(PROMPT):
Leave the pictures out and print every record below exactly as it stands.

(Items from a figure collection):
******

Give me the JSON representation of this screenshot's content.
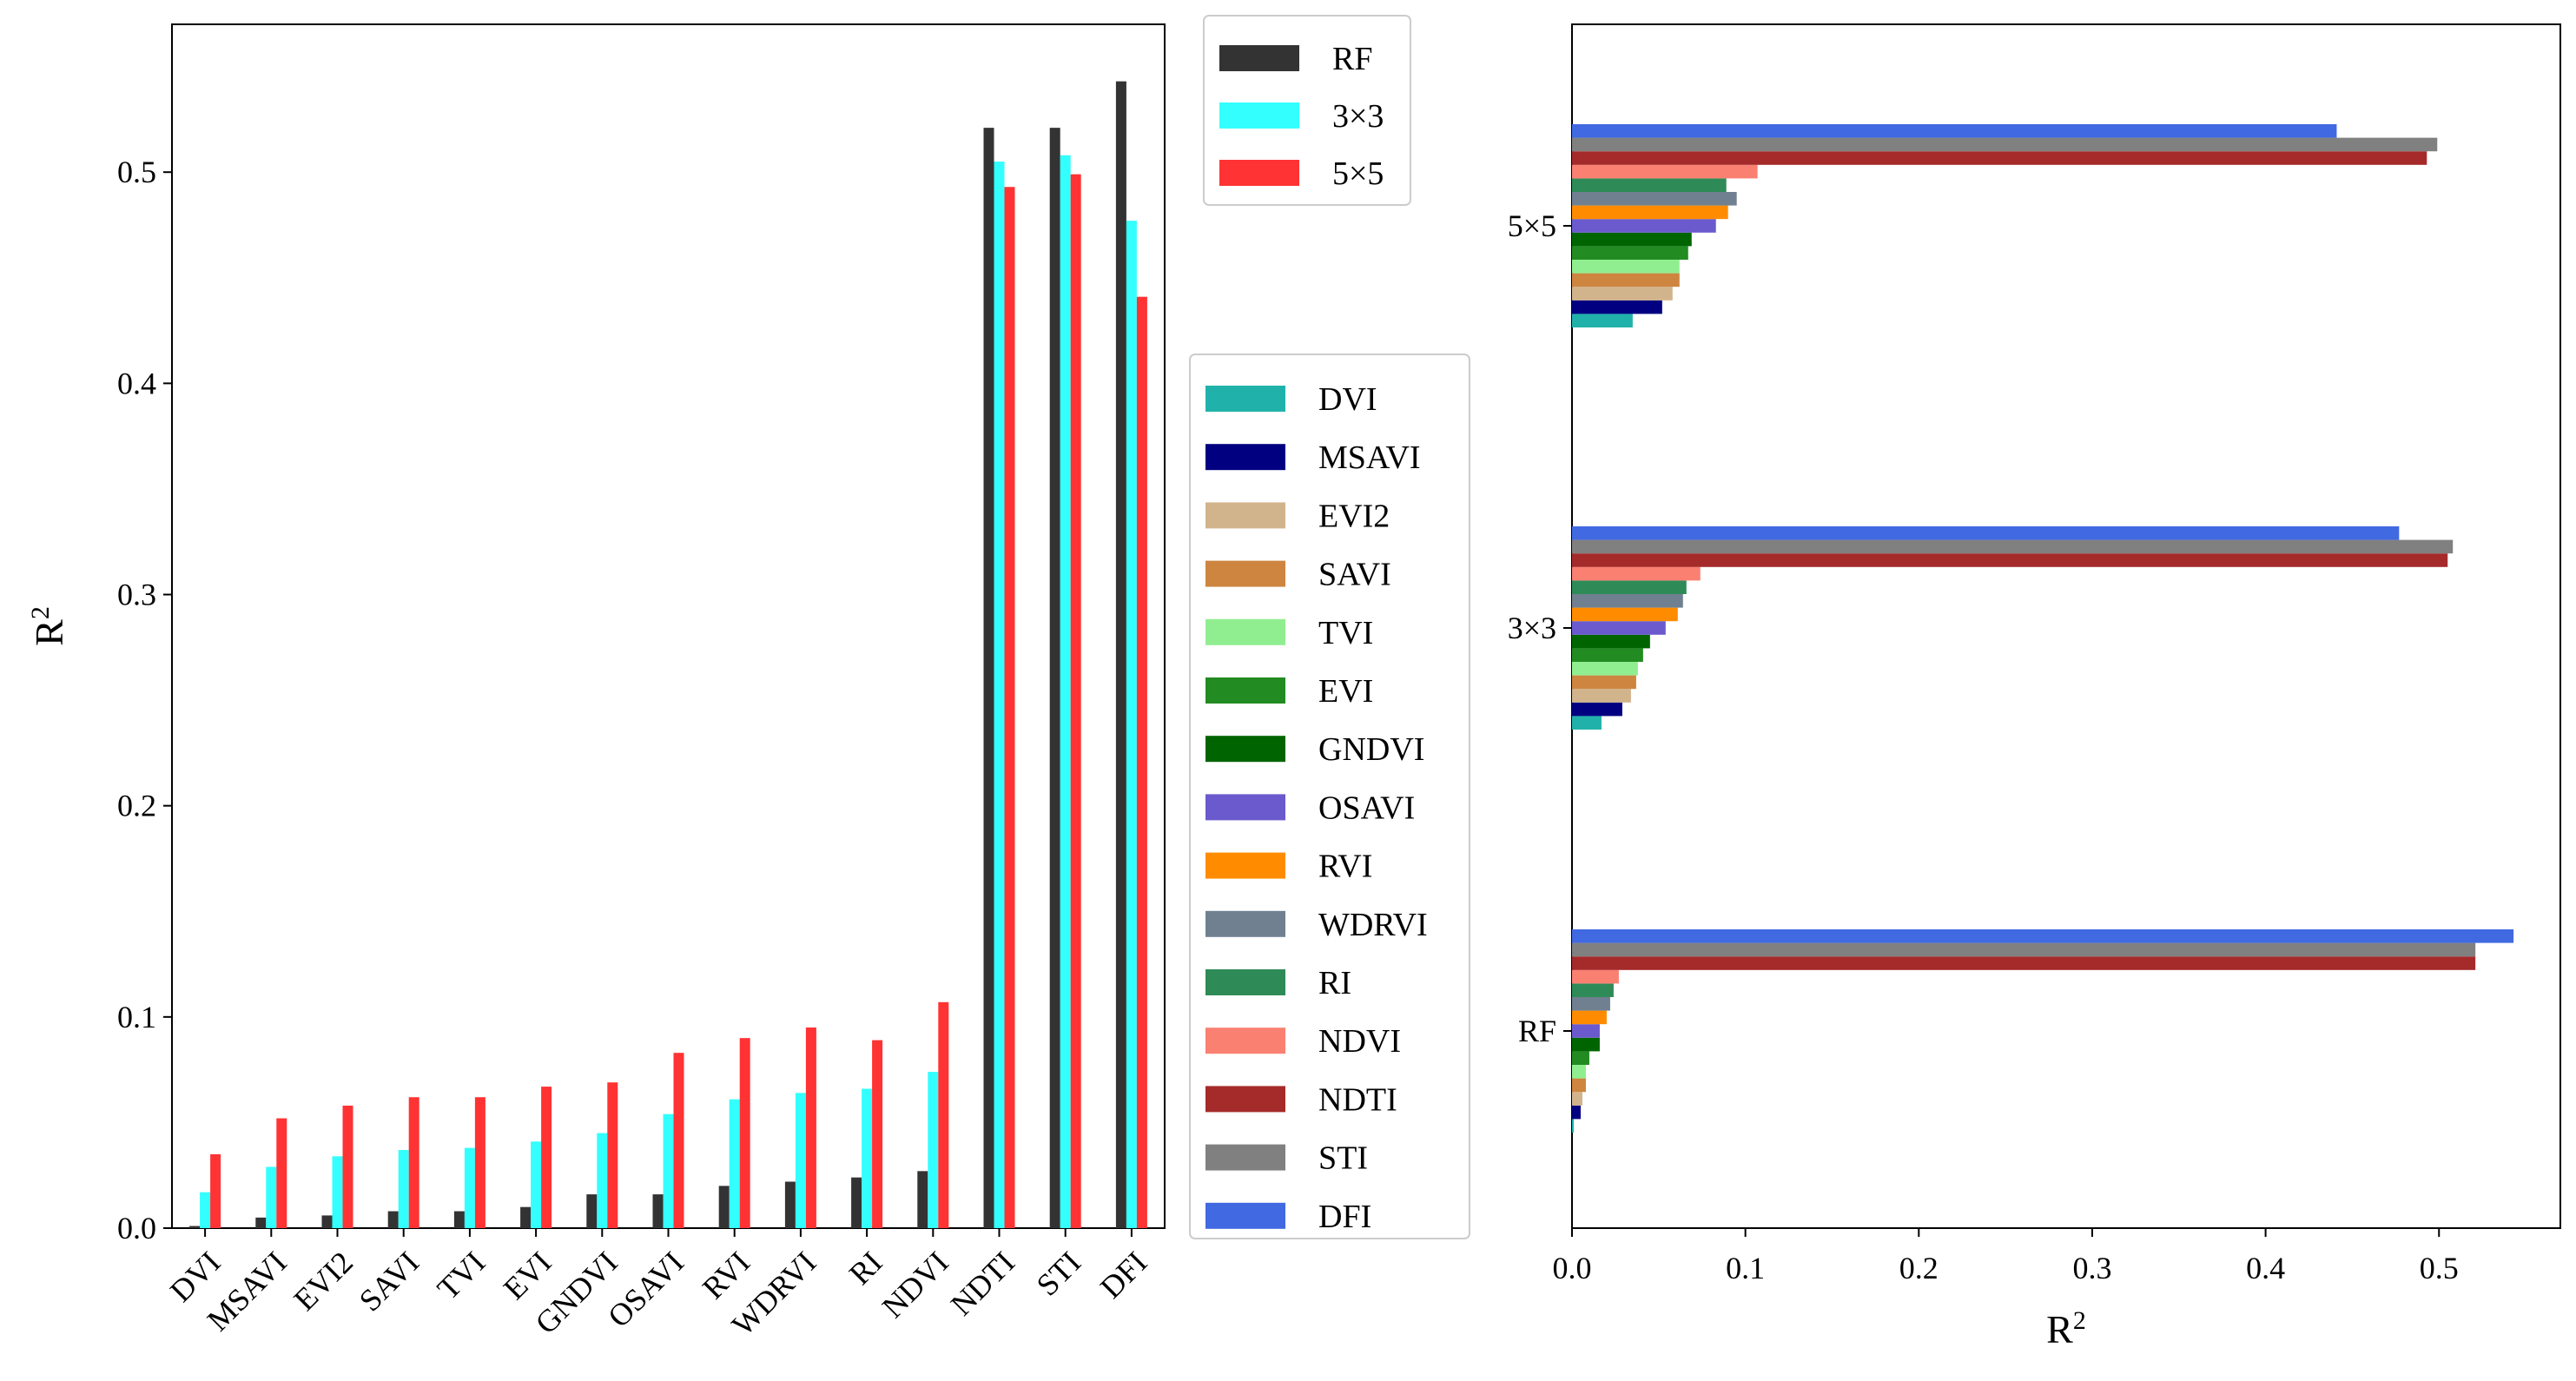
{
  "chart_data": [
    {
      "type": "bar",
      "orientation": "vertical",
      "categories": [
        "DVI",
        "MSAVI",
        "EVI2",
        "SAVI",
        "TVI",
        "EVI",
        "GNDVI",
        "OSAVI",
        "RVI",
        "WDRVI",
        "RI",
        "NDVI",
        "NDTI",
        "STI",
        "DFI"
      ],
      "series": [
        {
          "name": "RF",
          "color": "#333333",
          "values": [
            0.001,
            0.005,
            0.006,
            0.008,
            0.008,
            0.01,
            0.016,
            0.016,
            0.02,
            0.022,
            0.024,
            0.027,
            0.521,
            0.521,
            0.543
          ]
        },
        {
          "name": "3×3",
          "color": "#33ffff",
          "values": [
            0.017,
            0.029,
            0.034,
            0.037,
            0.038,
            0.041,
            0.045,
            0.054,
            0.061,
            0.064,
            0.066,
            0.074,
            0.505,
            0.508,
            0.477
          ]
        },
        {
          "name": "5×5",
          "color": "#ff3333",
          "values": [
            0.035,
            0.052,
            0.058,
            0.062,
            0.062,
            0.067,
            0.069,
            0.083,
            0.09,
            0.095,
            0.089,
            0.107,
            0.493,
            0.499,
            0.441
          ]
        }
      ],
      "ylabel_base": "R",
      "ylabel_sup": "2",
      "ylim": [
        0,
        0.57
      ],
      "yticks": [
        "0.0",
        "0.1",
        "0.2",
        "0.3",
        "0.4",
        "0.5"
      ],
      "legend": [
        "RF",
        "3×3",
        "5×5"
      ],
      "legend_position": "outside top-right"
    },
    {
      "type": "bar",
      "orientation": "horizontal",
      "groups": [
        "RF",
        "3×3",
        "5×5"
      ],
      "series": [
        {
          "name": "DVI",
          "color": "#20b2aa",
          "values": [
            0.001,
            0.017,
            0.035
          ]
        },
        {
          "name": "MSAVI",
          "color": "#000080",
          "values": [
            0.005,
            0.029,
            0.052
          ]
        },
        {
          "name": "EVI2",
          "color": "#d2b48c",
          "values": [
            0.006,
            0.034,
            0.058
          ]
        },
        {
          "name": "SAVI",
          "color": "#cd853f",
          "values": [
            0.008,
            0.037,
            0.062
          ]
        },
        {
          "name": "TVI",
          "color": "#90ee90",
          "values": [
            0.008,
            0.038,
            0.062
          ]
        },
        {
          "name": "EVI",
          "color": "#228b22",
          "values": [
            0.01,
            0.041,
            0.067
          ]
        },
        {
          "name": "GNDVI",
          "color": "#006400",
          "values": [
            0.016,
            0.045,
            0.069
          ]
        },
        {
          "name": "OSAVI",
          "color": "#6a5acd",
          "values": [
            0.016,
            0.054,
            0.083
          ]
        },
        {
          "name": "RVI",
          "color": "#ff8c00",
          "values": [
            0.02,
            0.061,
            0.09
          ]
        },
        {
          "name": "WDRVI",
          "color": "#708090",
          "values": [
            0.022,
            0.064,
            0.095
          ]
        },
        {
          "name": "RI",
          "color": "#2e8b57",
          "values": [
            0.024,
            0.066,
            0.089
          ]
        },
        {
          "name": "NDVI",
          "color": "#fa8072",
          "values": [
            0.027,
            0.074,
            0.107
          ]
        },
        {
          "name": "NDTI",
          "color": "#a52a2a",
          "values": [
            0.521,
            0.505,
            0.493
          ]
        },
        {
          "name": "STI",
          "color": "#808080",
          "values": [
            0.521,
            0.508,
            0.499
          ]
        },
        {
          "name": "DFI",
          "color": "#4169e1",
          "values": [
            0.543,
            0.477,
            0.441
          ]
        }
      ],
      "xlabel_base": "R",
      "xlabel_sup": "2",
      "xlim": [
        0,
        0.57
      ],
      "xticks": [
        "0.0",
        "0.1",
        "0.2",
        "0.3",
        "0.4",
        "0.5"
      ],
      "legend_position": "outside left"
    }
  ]
}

******

(WRITTEN REPLY):
Give me the JSON representation of this screenshot's content.
{
  "chart_data": [
    {
      "type": "bar",
      "orientation": "vertical",
      "categories": [
        "DVI",
        "MSAVI",
        "EVI2",
        "SAVI",
        "TVI",
        "EVI",
        "GNDVI",
        "OSAVI",
        "RVI",
        "WDRVI",
        "RI",
        "NDVI",
        "NDTI",
        "STI",
        "DFI"
      ],
      "series": [
        {
          "name": "RF",
          "color": "#333333",
          "values": [
            0.001,
            0.005,
            0.006,
            0.008,
            0.008,
            0.01,
            0.016,
            0.016,
            0.02,
            0.022,
            0.024,
            0.027,
            0.521,
            0.521,
            0.543
          ]
        },
        {
          "name": "3×3",
          "color": "#33ffff",
          "values": [
            0.017,
            0.029,
            0.034,
            0.037,
            0.038,
            0.041,
            0.045,
            0.054,
            0.061,
            0.064,
            0.066,
            0.074,
            0.505,
            0.508,
            0.477
          ]
        },
        {
          "name": "5×5",
          "color": "#ff3333",
          "values": [
            0.035,
            0.052,
            0.058,
            0.062,
            0.062,
            0.067,
            0.069,
            0.083,
            0.09,
            0.095,
            0.089,
            0.107,
            0.493,
            0.499,
            0.441
          ]
        }
      ],
      "ylabel_base": "R",
      "ylabel_sup": "2",
      "ylim": [
        0,
        0.57
      ],
      "yticks": [
        "0.0",
        "0.1",
        "0.2",
        "0.3",
        "0.4",
        "0.5"
      ],
      "legend": [
        "RF",
        "3×3",
        "5×5"
      ],
      "legend_position": "outside top-right"
    },
    {
      "type": "bar",
      "orientation": "horizontal",
      "groups": [
        "RF",
        "3×3",
        "5×5"
      ],
      "series": [
        {
          "name": "DVI",
          "color": "#20b2aa",
          "values": [
            0.001,
            0.017,
            0.035
          ]
        },
        {
          "name": "MSAVI",
          "color": "#000080",
          "values": [
            0.005,
            0.029,
            0.052
          ]
        },
        {
          "name": "EVI2",
          "color": "#d2b48c",
          "values": [
            0.006,
            0.034,
            0.058
          ]
        },
        {
          "name": "SAVI",
          "color": "#cd853f",
          "values": [
            0.008,
            0.037,
            0.062
          ]
        },
        {
          "name": "TVI",
          "color": "#90ee90",
          "values": [
            0.008,
            0.038,
            0.062
          ]
        },
        {
          "name": "EVI",
          "color": "#228b22",
          "values": [
            0.01,
            0.041,
            0.067
          ]
        },
        {
          "name": "GNDVI",
          "color": "#006400",
          "values": [
            0.016,
            0.045,
            0.069
          ]
        },
        {
          "name": "OSAVI",
          "color": "#6a5acd",
          "values": [
            0.016,
            0.054,
            0.083
          ]
        },
        {
          "name": "RVI",
          "color": "#ff8c00",
          "values": [
            0.02,
            0.061,
            0.09
          ]
        },
        {
          "name": "WDRVI",
          "color": "#708090",
          "values": [
            0.022,
            0.064,
            0.095
          ]
        },
        {
          "name": "RI",
          "color": "#2e8b57",
          "values": [
            0.024,
            0.066,
            0.089
          ]
        },
        {
          "name": "NDVI",
          "color": "#fa8072",
          "values": [
            0.027,
            0.074,
            0.107
          ]
        },
        {
          "name": "NDTI",
          "color": "#a52a2a",
          "values": [
            0.521,
            0.505,
            0.493
          ]
        },
        {
          "name": "STI",
          "color": "#808080",
          "values": [
            0.521,
            0.508,
            0.499
          ]
        },
        {
          "name": "DFI",
          "color": "#4169e1",
          "values": [
            0.543,
            0.477,
            0.441
          ]
        }
      ],
      "xlabel_base": "R",
      "xlabel_sup": "2",
      "xlim": [
        0,
        0.57
      ],
      "xticks": [
        "0.0",
        "0.1",
        "0.2",
        "0.3",
        "0.4",
        "0.5"
      ],
      "legend_position": "outside left"
    }
  ]
}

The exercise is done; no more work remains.